_GIVEN INSTRUCTION_
Each entry must be reproduced precisely as it stands.

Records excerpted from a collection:
..........

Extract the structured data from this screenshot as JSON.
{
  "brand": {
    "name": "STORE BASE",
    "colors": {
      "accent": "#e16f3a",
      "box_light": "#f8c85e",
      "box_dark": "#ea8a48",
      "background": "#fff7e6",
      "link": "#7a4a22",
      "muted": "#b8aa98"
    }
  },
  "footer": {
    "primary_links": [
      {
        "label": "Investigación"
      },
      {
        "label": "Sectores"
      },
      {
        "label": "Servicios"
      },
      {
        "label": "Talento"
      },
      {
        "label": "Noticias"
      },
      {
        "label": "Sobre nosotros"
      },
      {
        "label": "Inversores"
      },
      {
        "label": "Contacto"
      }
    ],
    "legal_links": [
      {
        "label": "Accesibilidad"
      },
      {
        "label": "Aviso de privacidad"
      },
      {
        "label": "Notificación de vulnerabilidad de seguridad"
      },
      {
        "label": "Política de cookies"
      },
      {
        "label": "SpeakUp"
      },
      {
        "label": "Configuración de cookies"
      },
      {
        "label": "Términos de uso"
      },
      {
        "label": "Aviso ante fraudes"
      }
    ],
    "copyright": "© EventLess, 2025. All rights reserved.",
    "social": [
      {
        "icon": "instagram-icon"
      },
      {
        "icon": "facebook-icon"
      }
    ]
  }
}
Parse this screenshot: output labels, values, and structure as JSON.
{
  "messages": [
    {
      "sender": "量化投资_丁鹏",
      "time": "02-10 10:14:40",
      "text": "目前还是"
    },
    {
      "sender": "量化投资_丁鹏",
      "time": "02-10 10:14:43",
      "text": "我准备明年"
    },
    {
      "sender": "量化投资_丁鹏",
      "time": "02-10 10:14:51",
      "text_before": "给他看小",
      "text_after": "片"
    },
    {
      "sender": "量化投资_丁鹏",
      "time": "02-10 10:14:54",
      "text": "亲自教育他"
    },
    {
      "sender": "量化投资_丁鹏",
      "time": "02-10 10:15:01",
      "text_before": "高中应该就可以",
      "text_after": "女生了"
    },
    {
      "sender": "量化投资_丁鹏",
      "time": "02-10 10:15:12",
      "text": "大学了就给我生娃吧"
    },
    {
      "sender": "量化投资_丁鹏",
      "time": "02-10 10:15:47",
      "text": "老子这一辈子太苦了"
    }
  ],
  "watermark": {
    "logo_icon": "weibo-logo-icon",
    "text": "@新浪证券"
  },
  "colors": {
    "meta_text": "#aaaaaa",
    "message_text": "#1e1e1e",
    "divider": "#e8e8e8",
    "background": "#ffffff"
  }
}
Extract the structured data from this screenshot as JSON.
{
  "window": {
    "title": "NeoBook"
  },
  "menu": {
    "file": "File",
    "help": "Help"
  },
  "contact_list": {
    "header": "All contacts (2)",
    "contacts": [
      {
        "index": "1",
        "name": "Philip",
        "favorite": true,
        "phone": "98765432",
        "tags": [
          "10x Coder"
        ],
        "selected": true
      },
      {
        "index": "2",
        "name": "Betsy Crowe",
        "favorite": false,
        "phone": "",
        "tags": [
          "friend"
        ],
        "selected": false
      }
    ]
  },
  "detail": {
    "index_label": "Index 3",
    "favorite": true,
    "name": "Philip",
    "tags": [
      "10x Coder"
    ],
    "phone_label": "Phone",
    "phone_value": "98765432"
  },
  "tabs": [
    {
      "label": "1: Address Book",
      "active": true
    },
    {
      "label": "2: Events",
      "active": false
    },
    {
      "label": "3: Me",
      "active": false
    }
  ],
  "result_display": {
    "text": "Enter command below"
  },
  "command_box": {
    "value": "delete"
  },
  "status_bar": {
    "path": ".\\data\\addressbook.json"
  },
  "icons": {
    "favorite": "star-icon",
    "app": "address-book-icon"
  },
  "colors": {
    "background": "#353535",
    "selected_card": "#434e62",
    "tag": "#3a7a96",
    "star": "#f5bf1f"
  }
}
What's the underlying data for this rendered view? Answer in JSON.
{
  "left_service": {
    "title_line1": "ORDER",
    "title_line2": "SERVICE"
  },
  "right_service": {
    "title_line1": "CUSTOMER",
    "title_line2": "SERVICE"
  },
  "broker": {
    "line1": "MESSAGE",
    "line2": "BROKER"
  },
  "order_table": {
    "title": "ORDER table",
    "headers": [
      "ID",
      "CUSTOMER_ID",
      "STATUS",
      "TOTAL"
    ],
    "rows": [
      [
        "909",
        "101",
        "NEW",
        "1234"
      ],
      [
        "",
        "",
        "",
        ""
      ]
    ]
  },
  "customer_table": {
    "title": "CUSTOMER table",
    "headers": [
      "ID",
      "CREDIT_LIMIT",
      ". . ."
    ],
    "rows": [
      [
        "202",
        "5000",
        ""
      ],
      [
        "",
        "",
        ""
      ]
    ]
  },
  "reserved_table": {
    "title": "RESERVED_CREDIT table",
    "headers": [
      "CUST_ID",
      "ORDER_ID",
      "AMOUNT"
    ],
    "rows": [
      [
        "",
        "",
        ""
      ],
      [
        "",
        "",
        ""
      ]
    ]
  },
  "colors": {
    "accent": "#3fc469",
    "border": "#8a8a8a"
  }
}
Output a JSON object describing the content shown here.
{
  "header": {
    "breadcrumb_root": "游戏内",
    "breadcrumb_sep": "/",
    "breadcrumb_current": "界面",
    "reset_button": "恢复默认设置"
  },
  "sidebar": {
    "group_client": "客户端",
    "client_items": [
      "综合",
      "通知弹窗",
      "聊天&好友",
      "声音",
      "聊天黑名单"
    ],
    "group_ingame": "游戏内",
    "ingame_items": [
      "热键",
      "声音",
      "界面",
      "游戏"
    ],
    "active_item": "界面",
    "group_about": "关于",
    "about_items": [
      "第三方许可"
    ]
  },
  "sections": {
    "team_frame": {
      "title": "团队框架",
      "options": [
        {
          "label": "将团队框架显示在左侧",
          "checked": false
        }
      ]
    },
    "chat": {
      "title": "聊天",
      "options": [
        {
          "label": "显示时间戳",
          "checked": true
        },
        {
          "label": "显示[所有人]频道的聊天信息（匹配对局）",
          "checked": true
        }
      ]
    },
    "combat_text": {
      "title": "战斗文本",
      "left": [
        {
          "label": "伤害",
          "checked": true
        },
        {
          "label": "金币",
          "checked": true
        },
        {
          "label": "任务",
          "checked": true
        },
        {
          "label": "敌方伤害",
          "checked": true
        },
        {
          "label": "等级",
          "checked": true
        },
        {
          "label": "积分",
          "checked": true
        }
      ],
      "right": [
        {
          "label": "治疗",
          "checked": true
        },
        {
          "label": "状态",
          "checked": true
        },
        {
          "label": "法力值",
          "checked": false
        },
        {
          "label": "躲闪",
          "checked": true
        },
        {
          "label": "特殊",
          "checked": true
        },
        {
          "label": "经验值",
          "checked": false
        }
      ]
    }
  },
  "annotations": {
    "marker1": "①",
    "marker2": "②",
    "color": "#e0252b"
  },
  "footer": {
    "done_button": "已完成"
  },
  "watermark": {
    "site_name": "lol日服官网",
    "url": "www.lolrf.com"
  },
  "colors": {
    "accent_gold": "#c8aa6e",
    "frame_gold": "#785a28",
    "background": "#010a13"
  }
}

..........

_WRITTEN RESPONSE_
Extract the structured data from this screenshot as JSON.
{
  "brand": {
    "name": "STORE BASE",
    "colors": {
      "accent": "#e16f3a",
      "box_light": "#f8c85e",
      "box_dark": "#ea8a48",
      "background": "#fff7e6",
      "link": "#7a4a22",
      "muted": "#b8aa98"
    }
  },
  "footer": {
    "primary_links": [
      {
        "label": "Investigación"
      },
      {
        "label": "Sectores"
      },
      {
        "label": "Servicios"
      },
      {
        "label": "Talento"
      },
      {
        "label": "Noticias"
      },
      {
        "label": "Sobre nosotros"
      },
      {
        "label": "Inversores"
      },
      {
        "label": "Contacto"
      }
    ],
    "legal_links": [
      {
        "label": "Accesibilidad"
      },
      {
        "label": "Aviso de privacidad"
      },
      {
        "label": "Notificación de vulnerabilidad de seguridad"
      },
      {
        "label": "Política de cookies"
      },
      {
        "label": "SpeakUp"
      },
      {
        "label": "Configuración de cookies"
      },
      {
        "label": "Términos de uso"
      },
      {
        "label": "Aviso ante fraudes"
      }
    ],
    "copyright": "© EventLess, 2025. All rights reserved.",
    "social": [
      {
        "icon": "instagram-icon"
      },
      {
        "icon": "facebook-icon"
      }
    ]
  }
}
Parse this screenshot: output labels, values, and structure as JSON.
{
  "messages": [
    {
      "sender": "量化投资_丁鹏",
      "time": "02-10 10:14:40",
      "text": "目前还是"
    },
    {
      "sender": "量化投资_丁鹏",
      "time": "02-10 10:14:43",
      "text": "我准备明年"
    },
    {
      "sender": "量化投资_丁鹏",
      "time": "02-10 10:14:51",
      "text_before": "给他看小",
      "text_after": "片"
    },
    {
      "sender": "量化投资_丁鹏",
      "time": "02-10 10:14:54",
      "text": "亲自教育他"
    },
    {
      "sender": "量化投资_丁鹏",
      "time": "02-10 10:15:01",
      "text_before": "高中应该就可以",
      "text_after": "女生了"
    },
    {
      "sender": "量化投资_丁鹏",
      "time": "02-10 10:15:12",
      "text": "大学了就给我生娃吧"
    },
    {
      "sender": "量化投资_丁鹏",
      "time": "02-10 10:15:47",
      "text": "老子这一辈子太苦了"
    }
  ],
  "watermark": {
    "logo_icon": "weibo-logo-icon",
    "text": "@新浪证券"
  },
  "colors": {
    "meta_text": "#aaaaaa",
    "message_text": "#1e1e1e",
    "divider": "#e8e8e8",
    "background": "#ffffff"
  }
}
Extract the structured data from this screenshot as JSON.
{
  "window": {
    "title": "NeoBook"
  },
  "menu": {
    "file": "File",
    "help": "Help"
  },
  "contact_list": {
    "header": "All contacts (2)",
    "contacts": [
      {
        "index": "1",
        "name": "Philip",
        "favorite": true,
        "phone": "98765432",
        "tags": [
          "10x Coder"
        ],
        "selected": true
      },
      {
        "index": "2",
        "name": "Betsy Crowe",
        "favorite": false,
        "phone": "",
        "tags": [
          "friend"
        ],
        "selected": false
      }
    ]
  },
  "detail": {
    "index_label": "Index 3",
    "favorite": true,
    "name": "Philip",
    "tags": [
      "10x Coder"
    ],
    "phone_label": "Phone",
    "phone_value": "98765432"
  },
  "tabs": [
    {
      "label": "1: Address Book",
      "active": true
    },
    {
      "label": "2: Events",
      "active": false
    },
    {
      "label": "3: Me",
      "active": false
    }
  ],
  "result_display": {
    "text": "Enter command below"
  },
  "command_box": {
    "value": "delete"
  },
  "status_bar": {
    "path": ".\\data\\addressbook.json"
  },
  "icons": {
    "favorite": "star-icon",
    "app": "address-book-icon"
  },
  "colors": {
    "background": "#353535",
    "selected_card": "#434e62",
    "tag": "#3a7a96",
    "star": "#f5bf1f"
  }
}
What's the underlying data for this rendered view? Answer in JSON.
{
  "left_service": {
    "title_line1": "ORDER",
    "title_line2": "SERVICE"
  },
  "right_service": {
    "title_line1": "CUSTOMER",
    "title_line2": "SERVICE"
  },
  "broker": {
    "line1": "MESSAGE",
    "line2": "BROKER"
  },
  "order_table": {
    "title": "ORDER table",
    "headers": [
      "ID",
      "CUSTOMER_ID",
      "STATUS",
      "TOTAL"
    ],
    "rows": [
      [
        "909",
        "101",
        "NEW",
        "1234"
      ],
      [
        "",
        "",
        "",
        ""
      ]
    ]
  },
  "customer_table": {
    "title": "CUSTOMER table",
    "headers": [
      "ID",
      "CREDIT_LIMIT",
      ". . ."
    ],
    "rows": [
      [
        "202",
        "5000",
        ""
      ],
      [
        "",
        "",
        ""
      ]
    ]
  },
  "reserved_table": {
    "title": "RESERVED_CREDIT table",
    "headers": [
      "CUST_ID",
      "ORDER_ID",
      "AMOUNT"
    ],
    "rows": [
      [
        "",
        "",
        ""
      ],
      [
        "",
        "",
        ""
      ]
    ]
  },
  "colors": {
    "accent": "#3fc469",
    "border": "#8a8a8a"
  }
}
Output a JSON object describing the content shown here.
{
  "header": {
    "breadcrumb_root": "游戏内",
    "breadcrumb_sep": "/",
    "breadcrumb_current": "界面",
    "reset_button": "恢复默认设置"
  },
  "sidebar": {
    "group_client": "客户端",
    "client_items": [
      "综合",
      "通知弹窗",
      "聊天&好友",
      "声音",
      "聊天黑名单"
    ],
    "group_ingame": "游戏内",
    "ingame_items": [
      "热键",
      "声音",
      "界面",
      "游戏"
    ],
    "active_item": "界面",
    "group_about": "关于",
    "about_items": [
      "第三方许可"
    ]
  },
  "sections": {
    "team_frame": {
      "title": "团队框架",
      "options": [
        {
          "label": "将团队框架显示在左侧",
          "checked": false
        }
      ]
    },
    "chat": {
      "title": "聊天",
      "options": [
        {
          "label": "显示时间戳",
          "checked": true
        },
        {
          "label": "显示[所有人]频道的聊天信息（匹配对局）",
          "checked": true
        }
      ]
    },
    "combat_text": {
      "title": "战斗文本",
      "left": [
        {
          "label": "伤害",
          "checked": true
        },
        {
          "label": "金币",
          "checked": true
        },
        {
          "label": "任务",
          "checked": true
        },
        {
          "label": "敌方伤害",
          "checked": true
        },
        {
          "label": "等级",
          "checked": true
        },
        {
          "label": "积分",
          "checked": true
        }
      ],
      "right": [
        {
          "label": "治疗",
          "checked": true
        },
        {
          "label": "状态",
          "checked": true
        },
        {
          "label": "法力值",
          "checked": false
        },
        {
          "label": "躲闪",
          "checked": true
        },
        {
          "label": "特殊",
          "checked": true
        },
        {
          "label": "经验值",
          "checked": false
        }
      ]
    }
  },
  "annotations": {
    "marker1": "①",
    "marker2": "②",
    "color": "#e0252b"
  },
  "footer": {
    "done_button": "已完成"
  },
  "watermark": {
    "site_name": "lol日服官网",
    "url": "www.lolrf.com"
  },
  "colors": {
    "accent_gold": "#c8aa6e",
    "frame_gold": "#785a28",
    "background": "#010a13"
  }
}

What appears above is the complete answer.